---- Raw data

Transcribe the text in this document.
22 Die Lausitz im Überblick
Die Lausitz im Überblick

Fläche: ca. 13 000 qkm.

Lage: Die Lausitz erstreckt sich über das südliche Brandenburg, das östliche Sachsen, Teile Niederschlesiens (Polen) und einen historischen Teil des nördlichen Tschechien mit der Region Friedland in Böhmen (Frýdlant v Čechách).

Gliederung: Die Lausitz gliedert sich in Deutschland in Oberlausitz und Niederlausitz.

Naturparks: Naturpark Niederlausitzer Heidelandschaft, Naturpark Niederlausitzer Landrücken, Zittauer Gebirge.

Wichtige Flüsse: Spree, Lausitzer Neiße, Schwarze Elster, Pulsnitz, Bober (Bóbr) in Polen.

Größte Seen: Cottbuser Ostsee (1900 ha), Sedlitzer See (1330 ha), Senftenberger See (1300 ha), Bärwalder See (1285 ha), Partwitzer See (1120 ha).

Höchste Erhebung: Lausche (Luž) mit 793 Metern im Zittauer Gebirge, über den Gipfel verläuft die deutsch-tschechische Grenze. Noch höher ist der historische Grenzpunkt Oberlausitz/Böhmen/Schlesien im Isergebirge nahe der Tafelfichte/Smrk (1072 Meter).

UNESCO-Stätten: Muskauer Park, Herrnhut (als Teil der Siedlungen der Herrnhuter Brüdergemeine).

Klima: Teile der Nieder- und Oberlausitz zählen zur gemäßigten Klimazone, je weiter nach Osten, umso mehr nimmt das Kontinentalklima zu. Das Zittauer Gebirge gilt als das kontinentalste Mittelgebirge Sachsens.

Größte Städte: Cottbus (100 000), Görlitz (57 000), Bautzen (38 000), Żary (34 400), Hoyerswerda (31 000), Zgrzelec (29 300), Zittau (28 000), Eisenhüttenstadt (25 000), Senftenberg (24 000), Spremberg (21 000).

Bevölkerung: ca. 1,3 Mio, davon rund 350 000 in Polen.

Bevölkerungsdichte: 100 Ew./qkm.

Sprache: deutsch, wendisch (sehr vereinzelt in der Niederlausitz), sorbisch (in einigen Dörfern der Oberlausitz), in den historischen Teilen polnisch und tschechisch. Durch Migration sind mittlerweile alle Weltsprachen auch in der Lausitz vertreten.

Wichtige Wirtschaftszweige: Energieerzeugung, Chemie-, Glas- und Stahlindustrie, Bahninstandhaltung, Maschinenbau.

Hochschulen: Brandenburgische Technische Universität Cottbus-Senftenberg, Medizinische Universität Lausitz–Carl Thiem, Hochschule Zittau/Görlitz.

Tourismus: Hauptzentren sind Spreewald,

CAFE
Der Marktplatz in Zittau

--------

_Stated goal_.
Using the data above, print every record exactly as shown.

_Solution to the problem_.
Transcribe the text in this document.
22 Die Lausitz im Überblick
Die Lausitz im Überblick

Fläche: ca. 13 000 qkm.

Lage: Die Lausitz erstreckt sich über das südliche Brandenburg, das östliche Sachsen, Teile Niederschlesiens (Polen) und einen historischen Teil des nördlichen Tschechien mit der Region Friedland in Böhmen (Frýdlant v Čechách).

Gliederung: Die Lausitz gliedert sich in Deutschland in Oberlausitz und Niederlausitz.

Naturparks: Naturpark Niederlausitzer Heidelandschaft, Naturpark Niederlausitzer Landrücken, Zittauer Gebirge.

Wichtige Flüsse: Spree, Lausitzer Neiße, Schwarze Elster, Pulsnitz, Bober (Bóbr) in Polen.

Größte Seen: Cottbuser Ostsee (1900 ha), Sedlitzer See (1330 ha), Senftenberger See (1300 ha), Bärwalder See (1285 ha), Partwitzer See (1120 ha).

Höchste Erhebung: Lausche (Luž) mit 793 Metern im Zittauer Gebirge, über den Gipfel verläuft die deutsch-tschechische Grenze. Noch höher ist der historische Grenzpunkt Oberlausitz/Böhmen/Schlesien im Isergebirge nahe der Tafelfichte/Smrk (1072 Meter).

UNESCO-Stätten: Muskauer Park, Herrnhut (als Teil der Siedlungen der Herrnhuter Brüdergemeine).

Klima: Teile der Nieder- und Oberlausitz zählen zur gemäßigten Klimazone, je weiter nach Osten, umso mehr nimmt das Kontinentalklima zu. Das Zittauer Gebirge gilt als das kontinentalste Mittelgebirge Sachsens.

Größte Städte: Cottbus (100 000), Görlitz (57 000), Bautzen (38 000), Żary (34 400), Hoyerswerda (31 000), Zgrzelec (29 300), Zittau (28 000), Eisenhüttenstadt (25 000), Senftenberg (24 000), Spremberg (21 000).

Bevölkerung: ca. 1,3 Mio, davon rund 350 000 in Polen.

Bevölkerungsdichte: 100 Ew./qkm.

Sprache: deutsch, wendisch (sehr vereinzelt in der Niederlausitz), sorbisch (in einigen Dörfern der Oberlausitz), in den historischen Teilen polnisch und tschechisch. Durch Migration sind mittlerweile alle Weltsprachen auch in der Lausitz vertreten.

Wichtige Wirtschaftszweige: Energieerzeugung, Chemie-, Glas- und Stahlindustrie, Bahninstandhaltung, Maschinenbau.

Hochschulen: Brandenburgische Technische Universität Cottbus-Senftenberg, Medizinische Universität Lausitz–Carl Thiem, Hochschule Zittau/Görlitz.

Tourismus: Hauptzentren sind Spreewald,

CAFE
Der Marktplatz in Zittau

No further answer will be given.